(Material from a data collection)
::::
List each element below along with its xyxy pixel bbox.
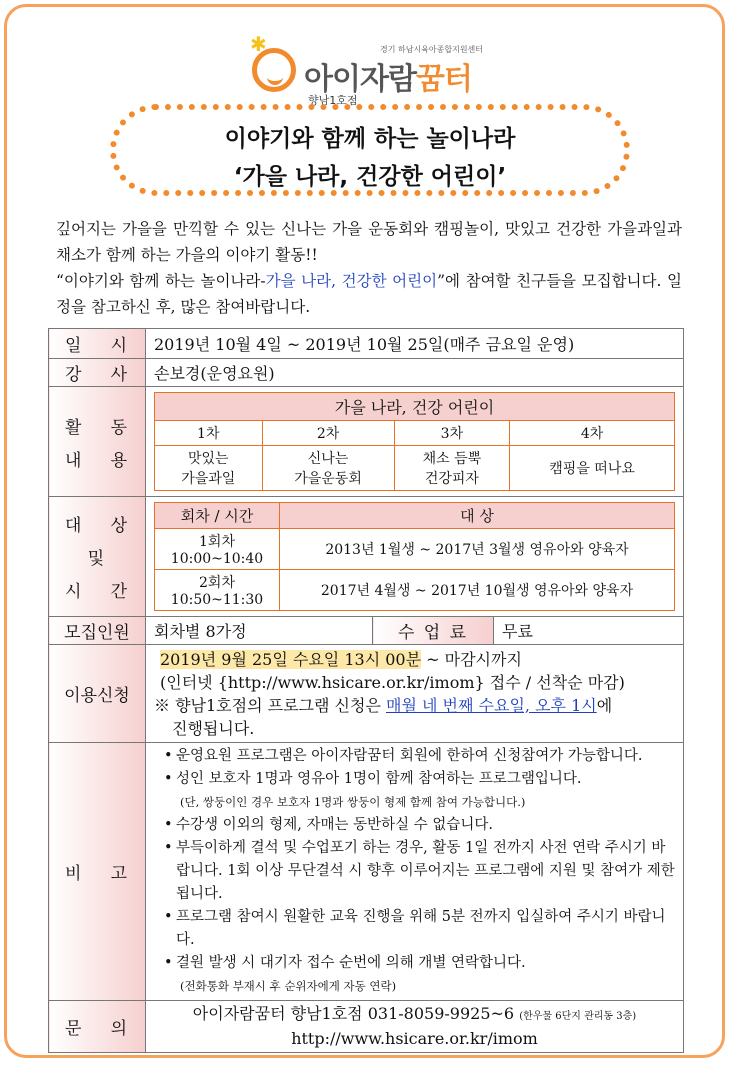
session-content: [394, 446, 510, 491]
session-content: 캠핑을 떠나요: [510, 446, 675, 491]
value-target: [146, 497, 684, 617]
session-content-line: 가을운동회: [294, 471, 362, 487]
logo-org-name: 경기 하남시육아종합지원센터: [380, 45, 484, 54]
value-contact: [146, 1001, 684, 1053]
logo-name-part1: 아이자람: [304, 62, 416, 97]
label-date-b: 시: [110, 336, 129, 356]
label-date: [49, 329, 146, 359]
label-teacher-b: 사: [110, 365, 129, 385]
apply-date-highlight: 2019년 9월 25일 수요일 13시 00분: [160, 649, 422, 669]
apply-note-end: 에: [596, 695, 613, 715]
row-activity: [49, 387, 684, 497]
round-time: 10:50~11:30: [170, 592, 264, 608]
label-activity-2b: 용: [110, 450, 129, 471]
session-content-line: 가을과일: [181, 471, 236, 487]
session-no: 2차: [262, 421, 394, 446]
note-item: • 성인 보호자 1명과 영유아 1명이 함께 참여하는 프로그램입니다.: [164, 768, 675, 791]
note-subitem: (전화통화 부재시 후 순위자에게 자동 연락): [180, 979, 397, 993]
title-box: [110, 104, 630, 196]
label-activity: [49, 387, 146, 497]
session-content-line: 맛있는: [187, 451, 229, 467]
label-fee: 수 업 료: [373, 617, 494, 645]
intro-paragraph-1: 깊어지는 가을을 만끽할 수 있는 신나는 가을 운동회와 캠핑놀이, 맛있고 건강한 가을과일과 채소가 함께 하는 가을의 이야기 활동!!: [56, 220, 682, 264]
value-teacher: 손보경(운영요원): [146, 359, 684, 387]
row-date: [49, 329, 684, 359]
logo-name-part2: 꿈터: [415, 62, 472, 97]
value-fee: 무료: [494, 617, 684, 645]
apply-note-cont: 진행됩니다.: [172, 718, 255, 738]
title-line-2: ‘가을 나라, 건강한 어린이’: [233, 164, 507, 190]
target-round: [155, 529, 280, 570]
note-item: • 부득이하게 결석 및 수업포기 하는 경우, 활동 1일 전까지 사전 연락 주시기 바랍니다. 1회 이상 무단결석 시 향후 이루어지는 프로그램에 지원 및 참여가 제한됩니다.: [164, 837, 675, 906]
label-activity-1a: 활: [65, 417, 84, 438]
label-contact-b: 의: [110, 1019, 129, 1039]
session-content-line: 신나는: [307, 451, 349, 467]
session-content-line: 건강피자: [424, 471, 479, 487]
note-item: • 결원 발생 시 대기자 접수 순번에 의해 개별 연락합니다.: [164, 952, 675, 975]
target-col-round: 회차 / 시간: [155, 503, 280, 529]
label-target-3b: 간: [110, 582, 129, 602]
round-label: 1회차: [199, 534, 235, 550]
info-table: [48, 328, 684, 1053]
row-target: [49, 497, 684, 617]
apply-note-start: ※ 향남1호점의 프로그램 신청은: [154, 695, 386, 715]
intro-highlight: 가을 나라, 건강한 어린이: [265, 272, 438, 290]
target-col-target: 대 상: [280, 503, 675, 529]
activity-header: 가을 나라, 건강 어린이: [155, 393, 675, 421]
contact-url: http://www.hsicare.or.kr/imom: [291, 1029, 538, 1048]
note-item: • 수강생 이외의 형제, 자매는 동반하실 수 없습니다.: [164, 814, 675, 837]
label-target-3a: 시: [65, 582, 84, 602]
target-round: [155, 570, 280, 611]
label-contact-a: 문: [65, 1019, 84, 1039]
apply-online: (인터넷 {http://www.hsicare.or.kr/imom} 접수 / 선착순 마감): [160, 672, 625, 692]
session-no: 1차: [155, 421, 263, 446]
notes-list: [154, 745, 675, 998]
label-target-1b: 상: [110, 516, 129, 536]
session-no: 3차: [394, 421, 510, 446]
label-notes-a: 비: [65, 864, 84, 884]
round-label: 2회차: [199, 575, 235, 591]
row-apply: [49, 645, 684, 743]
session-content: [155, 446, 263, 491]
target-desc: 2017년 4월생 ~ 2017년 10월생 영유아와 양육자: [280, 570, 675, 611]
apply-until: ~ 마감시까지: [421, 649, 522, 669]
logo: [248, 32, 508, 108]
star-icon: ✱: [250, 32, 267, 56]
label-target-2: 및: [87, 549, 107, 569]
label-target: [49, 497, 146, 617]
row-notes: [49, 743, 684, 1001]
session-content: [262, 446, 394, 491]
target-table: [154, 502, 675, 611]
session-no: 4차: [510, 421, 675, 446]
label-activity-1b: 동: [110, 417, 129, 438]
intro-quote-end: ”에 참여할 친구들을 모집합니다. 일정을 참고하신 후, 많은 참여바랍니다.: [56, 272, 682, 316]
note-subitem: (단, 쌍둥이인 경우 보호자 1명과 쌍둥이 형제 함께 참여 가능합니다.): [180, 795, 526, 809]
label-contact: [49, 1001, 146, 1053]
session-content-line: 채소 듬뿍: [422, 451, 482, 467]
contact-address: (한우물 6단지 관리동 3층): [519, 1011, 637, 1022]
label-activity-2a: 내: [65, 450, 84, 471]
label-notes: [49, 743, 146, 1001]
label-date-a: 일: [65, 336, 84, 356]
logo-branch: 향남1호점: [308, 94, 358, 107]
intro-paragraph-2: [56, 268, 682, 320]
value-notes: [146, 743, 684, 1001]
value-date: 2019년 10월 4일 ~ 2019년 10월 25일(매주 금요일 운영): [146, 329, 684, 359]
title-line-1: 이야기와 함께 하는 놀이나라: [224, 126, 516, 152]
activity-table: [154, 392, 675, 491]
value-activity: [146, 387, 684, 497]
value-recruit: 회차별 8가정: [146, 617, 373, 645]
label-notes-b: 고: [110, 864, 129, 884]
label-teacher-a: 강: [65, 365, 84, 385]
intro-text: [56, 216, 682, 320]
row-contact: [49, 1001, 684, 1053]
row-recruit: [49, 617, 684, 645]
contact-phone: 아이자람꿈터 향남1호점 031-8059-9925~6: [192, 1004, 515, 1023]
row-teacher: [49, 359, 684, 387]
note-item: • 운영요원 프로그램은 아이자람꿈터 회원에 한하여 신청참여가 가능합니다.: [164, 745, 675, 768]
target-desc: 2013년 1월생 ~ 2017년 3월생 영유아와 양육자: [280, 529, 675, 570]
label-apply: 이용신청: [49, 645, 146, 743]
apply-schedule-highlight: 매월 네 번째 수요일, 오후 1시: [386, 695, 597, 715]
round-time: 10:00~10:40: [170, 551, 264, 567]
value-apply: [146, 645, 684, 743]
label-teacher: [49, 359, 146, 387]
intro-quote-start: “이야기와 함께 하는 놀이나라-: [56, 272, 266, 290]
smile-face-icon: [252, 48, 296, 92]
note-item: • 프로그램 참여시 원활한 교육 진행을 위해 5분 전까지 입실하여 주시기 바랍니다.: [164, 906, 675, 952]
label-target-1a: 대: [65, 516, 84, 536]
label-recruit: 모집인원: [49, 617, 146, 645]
::::
- _SET PROBLEM_
Write out every line of the material above word for word, leaving out the pictures.

- _EXERCISE SOLUTION_
List each element below along with its xyxy pixel bbox.
session-content: [394, 446, 510, 491]
session-content: 캠핑을 떠나요: [510, 446, 675, 491]
value-target: [146, 497, 684, 617]
session-content-line: 가을운동회: [294, 471, 362, 487]
logo-org-name: 경기 하남시육아종합지원센터: [380, 45, 484, 54]
value-contact: [146, 1001, 684, 1053]
logo-name-part1: 아이자람: [304, 62, 416, 97]
label-date-b: 시: [110, 336, 129, 356]
label-date: [49, 329, 146, 359]
label-teacher-b: 사: [110, 365, 129, 385]
apply-date-highlight: 2019년 9월 25일 수요일 13시 00분: [160, 649, 422, 669]
apply-note-end: 에: [596, 695, 613, 715]
row-activity: [49, 387, 684, 497]
round-time: 10:50~11:30: [170, 592, 264, 608]
label-activity-2b: 용: [110, 450, 129, 471]
session-content-line: 가을과일: [181, 471, 236, 487]
session-no: 2차: [262, 421, 394, 446]
note-item: • 성인 보호자 1명과 영유아 1명이 함께 참여하는 프로그램입니다.: [164, 768, 675, 791]
note-subitem: (전화통화 부재시 후 순위자에게 자동 연락): [180, 979, 397, 993]
title-box: [110, 104, 630, 196]
label-activity: [49, 387, 146, 497]
session-content-line: 맛있는: [187, 451, 229, 467]
label-fee: 수 업 료: [373, 617, 494, 645]
intro-paragraph-1: 깊어지는 가을을 만끽할 수 있는 신나는 가을 운동회와 캠핑놀이, 맛있고 건강한 가을과일과 채소가 함께 하는 가을의 이야기 활동!!: [56, 220, 682, 264]
value-teacher: 손보경(운영요원): [146, 359, 684, 387]
row-date: [49, 329, 684, 359]
logo-name-part2: 꿈터: [415, 62, 472, 97]
value-fee: 무료: [494, 617, 684, 645]
apply-note-cont: 진행됩니다.: [172, 718, 255, 738]
title-line-2: ‘가을 나라, 건강한 어린이’: [233, 164, 507, 190]
target-round: [155, 529, 280, 570]
note-item: • 부득이하게 결석 및 수업포기 하는 경우, 활동 1일 전까지 사전 연락 주시기 바랍니다. 1회 이상 무단결석 시 향후 이루어지는 프로그램에 지원 및 참여가 제한됩니다.: [164, 837, 675, 906]
label-activity-1a: 활: [65, 417, 84, 438]
label-contact-b: 의: [110, 1019, 129, 1039]
session-content-line: 신나는: [307, 451, 349, 467]
session-content-line: 건강피자: [424, 471, 479, 487]
note-item: • 결원 발생 시 대기자 접수 순번에 의해 개별 연락합니다.: [164, 952, 675, 975]
target-col-round: 회차 / 시간: [155, 503, 280, 529]
label-target-3b: 간: [110, 582, 129, 602]
round-label: 1회차: [199, 534, 235, 550]
info-table: [48, 328, 684, 1053]
row-target: [49, 497, 684, 617]
apply-note-start: ※ 향남1호점의 프로그램 신청은: [154, 695, 386, 715]
intro-highlight: 가을 나라, 건강한 어린이: [265, 272, 438, 290]
target-col-target: 대 상: [280, 503, 675, 529]
activity-header: 가을 나라, 건강 어린이: [155, 393, 675, 421]
contact-url: http://www.hsicare.or.kr/imom: [291, 1029, 538, 1048]
note-item: • 수강생 이외의 형제, 자매는 동반하실 수 없습니다.: [164, 814, 675, 837]
label-target-3a: 시: [65, 582, 84, 602]
target-round: [155, 570, 280, 611]
label-contact-a: 문: [65, 1019, 84, 1039]
apply-online: (인터넷 {http://www.hsicare.or.kr/imom} 접수 / 선착순 마감): [160, 672, 625, 692]
session-no: 1차: [155, 421, 263, 446]
notes-list: [154, 745, 675, 998]
label-target-1b: 상: [110, 516, 129, 536]
session-no: 3차: [394, 421, 510, 446]
label-notes-a: 비: [65, 864, 84, 884]
round-label: 2회차: [199, 575, 235, 591]
row-apply: [49, 645, 684, 743]
session-content: [155, 446, 263, 491]
target-desc: 2017년 4월생 ~ 2017년 10월생 영유아와 양육자: [280, 570, 675, 611]
apply-until: ~ 마감시까지: [421, 649, 522, 669]
logo: [248, 32, 508, 108]
star-icon: ✱: [250, 32, 267, 56]
label-target-2: 및: [87, 549, 107, 569]
label-target: [49, 497, 146, 617]
row-notes: [49, 743, 684, 1001]
session-content: [262, 446, 394, 491]
target-table: [154, 502, 675, 611]
session-no: 4차: [510, 421, 675, 446]
label-activity-1b: 동: [110, 417, 129, 438]
intro-quote-end: ”에 참여할 친구들을 모집합니다. 일정을 참고하신 후, 많은 참여바랍니다.: [56, 272, 682, 316]
note-subitem: (단, 쌍둥이인 경우 보호자 1명과 쌍둥이 형제 함께 참여 가능합니다.): [180, 795, 526, 809]
label-contact: [49, 1001, 146, 1053]
session-content-line: 채소 듬뿍: [422, 451, 482, 467]
contact-address: (한우물 6단지 관리동 3층): [519, 1011, 637, 1022]
label-activity-2a: 내: [65, 450, 84, 471]
label-notes: [49, 743, 146, 1001]
label-date-a: 일: [65, 336, 84, 356]
logo-branch: 향남1호점: [308, 94, 358, 107]
intro-paragraph-2: [56, 268, 682, 320]
value-notes: [146, 743, 684, 1001]
value-date: 2019년 10월 4일 ~ 2019년 10월 25일(매주 금요일 운영): [146, 329, 684, 359]
title-line-1: 이야기와 함께 하는 놀이나라: [224, 126, 516, 152]
activity-table: [154, 392, 675, 491]
value-activity: [146, 387, 684, 497]
value-recruit: 회차별 8가정: [146, 617, 373, 645]
label-notes-b: 고: [110, 864, 129, 884]
label-teacher-a: 강: [65, 365, 84, 385]
intro-text: [56, 216, 682, 320]
row-contact: [49, 1001, 684, 1053]
row-recruit: [49, 617, 684, 645]
contact-phone: 아이자람꿈터 향남1호점 031-8059-9925~6: [192, 1004, 515, 1023]
row-teacher: [49, 359, 684, 387]
note-item: • 운영요원 프로그램은 아이자람꿈터 회원에 한하여 신청참여가 가능합니다.: [164, 745, 675, 768]
target-desc: 2013년 1월생 ~ 2017년 3월생 영유아와 양육자: [280, 529, 675, 570]
label-apply: 이용신청: [49, 645, 146, 743]
apply-schedule-highlight: 매월 네 번째 수요일, 오후 1시: [386, 695, 597, 715]
round-time: 10:00~10:40: [170, 551, 264, 567]
value-apply: [146, 645, 684, 743]
label-teacher: [49, 359, 146, 387]
intro-quote-start: “이야기와 함께 하는 놀이나라-: [56, 272, 266, 290]
smile-face-icon: [252, 48, 296, 92]
note-item: • 프로그램 참여시 원활한 교육 진행을 위해 5분 전까지 입실하여 주시기 바랍니다.: [164, 906, 675, 952]
label-target-1a: 대: [65, 516, 84, 536]
label-recruit: 모집인원: [49, 617, 146, 645]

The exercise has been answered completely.